Extract the lines that hold the string "curve".

─── Exercise materials ───

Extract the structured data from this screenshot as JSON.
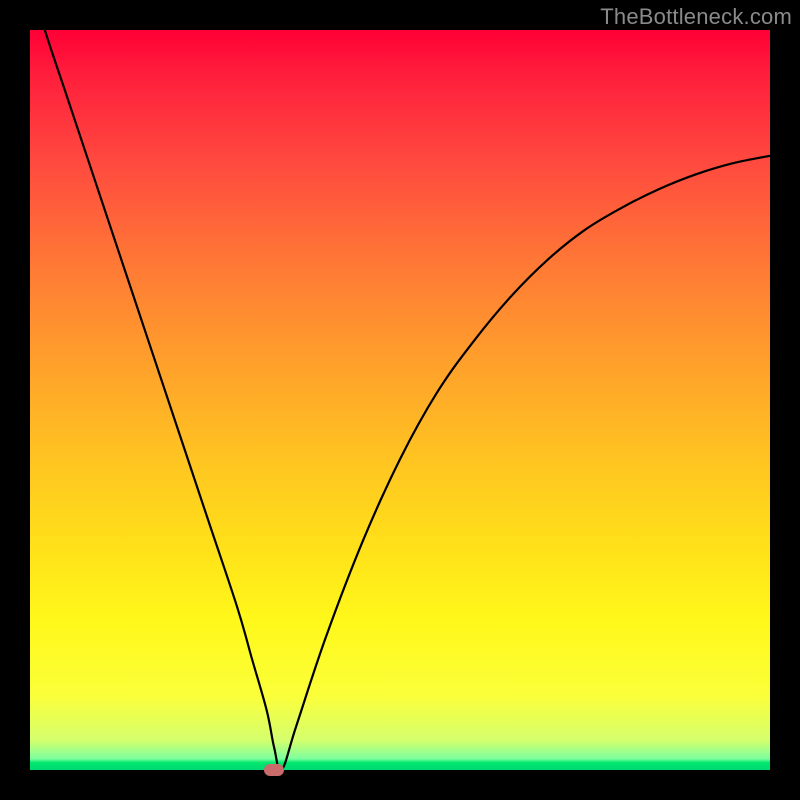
{
  "watermark": "TheBottleneck.com",
  "colors": {
    "frame": "#000000",
    "gradient_top": "#ff0035",
    "gradient_bottom": "#00d873",
    "curve": "#000000",
    "marker": "#c96b6b"
  },
  "chart_data": {
    "type": "line",
    "title": "",
    "xlabel": "",
    "ylabel": "",
    "xlim": [
      0,
      100
    ],
    "ylim": [
      0,
      100
    ],
    "grid": false,
    "legend": false,
    "series": [
      {
        "name": "bottleneck-curve",
        "x": [
          0,
          2,
          5,
          8,
          12,
          16,
          20,
          24,
          28,
          30,
          32,
          33,
          34,
          36,
          40,
          45,
          50,
          55,
          60,
          65,
          70,
          75,
          80,
          85,
          90,
          95,
          100
        ],
        "values": [
          107,
          100,
          91,
          82,
          70,
          58,
          46,
          34,
          22,
          15,
          8,
          3,
          0,
          6,
          18,
          31,
          42,
          51,
          58,
          64,
          69,
          73,
          76,
          78.5,
          80.5,
          82,
          83
        ]
      }
    ],
    "marker": {
      "x": 33,
      "y": 0
    },
    "note": "Values are read off the plot in percent of axis span; left branch is a steep near-linear descent from above the top-left to the minimum at x≈33, right branch rises with decreasing slope toward ~83% at right edge."
  }
}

───

Exercise solution:
    "curve": "#000000",
        "name": "bottleneck-curve",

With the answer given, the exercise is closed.